Problem to work on >> Can you copy all the entries below line for line, leaving out the pictures?

Listed entries >>
**********

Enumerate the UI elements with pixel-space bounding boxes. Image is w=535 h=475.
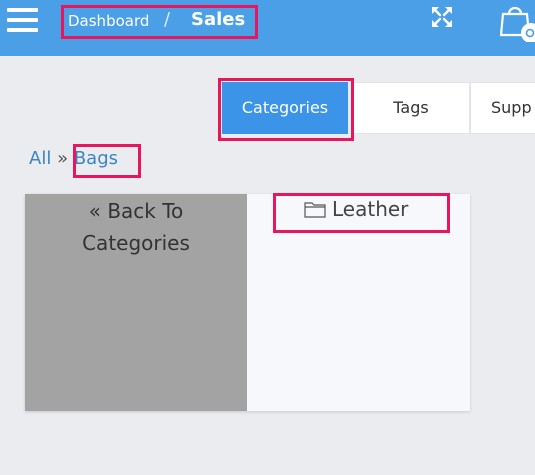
- path-all-link[interactable]: All: [29, 148, 51, 169]
- menu-icon[interactable]: [7, 8, 39, 32]
- back-to-label: « Back To: [88, 199, 184, 223]
- breadcrumb-dashboard-link[interactable]: Dashboard: [68, 12, 149, 30]
- category-path: All » Bags: [29, 148, 118, 169]
- tab-categories[interactable]: Categories: [222, 82, 348, 134]
- category-grid: « Back To Categories Leather: [25, 194, 470, 411]
- tab-tags[interactable]: Tags: [352, 82, 470, 134]
- back-arrow-icon: «: [88, 199, 101, 223]
- breadcrumb-current: Sales: [191, 9, 246, 30]
- expand-icon[interactable]: [431, 6, 453, 28]
- top-bar: Dashboard / Sales: [0, 0, 535, 56]
- folder-tile-leather[interactable]: Leather: [247, 194, 470, 411]
- folder-icon: [304, 202, 326, 218]
- tab-supp[interactable]: Supp: [470, 82, 535, 134]
- categories-label: Categories: [82, 231, 190, 255]
- back-to-categories-tile[interactable]: « Back To Categories: [25, 194, 247, 411]
- path-separator: »: [57, 148, 69, 169]
- breadcrumb-separator: /: [164, 9, 171, 30]
- folder-name: Leather: [332, 197, 409, 221]
- path-current: Bags: [73, 148, 118, 169]
- shopping-bag-icon[interactable]: [500, 2, 535, 42]
- breadcrumb: Dashboard / Sales: [61, 5, 258, 39]
- folder-label: Leather: [304, 197, 408, 221]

**********

Task output >>
Enumerate the UI elements with pixel-space bounding boxes. Image is w=535 h=475.
- path-all-link[interactable]: All: [29, 148, 51, 169]
- menu-icon[interactable]: [7, 8, 39, 32]
- back-to-label: « Back To: [88, 199, 184, 223]
- breadcrumb-dashboard-link[interactable]: Dashboard: [68, 12, 149, 30]
- category-path: All » Bags: [29, 148, 118, 169]
- tab-categories[interactable]: Categories: [222, 82, 348, 134]
- category-grid: « Back To Categories Leather: [25, 194, 470, 411]
- tab-tags[interactable]: Tags: [352, 82, 470, 134]
- back-arrow-icon: «: [88, 199, 101, 223]
- breadcrumb-current: Sales: [191, 9, 246, 30]
- expand-icon[interactable]: [431, 6, 453, 28]
- top-bar: Dashboard / Sales: [0, 0, 535, 56]
- folder-tile-leather[interactable]: Leather: [247, 194, 470, 411]
- folder-icon: [304, 202, 326, 218]
- tab-supp[interactable]: Supp: [470, 82, 535, 134]
- categories-label: Categories: [82, 231, 190, 255]
- back-to-categories-tile[interactable]: « Back To Categories: [25, 194, 247, 411]
- path-separator: »: [57, 148, 69, 169]
- breadcrumb-separator: /: [164, 9, 171, 30]
- folder-name: Leather: [332, 197, 409, 221]
- path-current: Bags: [73, 148, 118, 169]
- shopping-bag-icon[interactable]: [500, 2, 535, 42]
- breadcrumb: Dashboard / Sales: [61, 5, 258, 39]
- folder-label: Leather: [304, 197, 408, 221]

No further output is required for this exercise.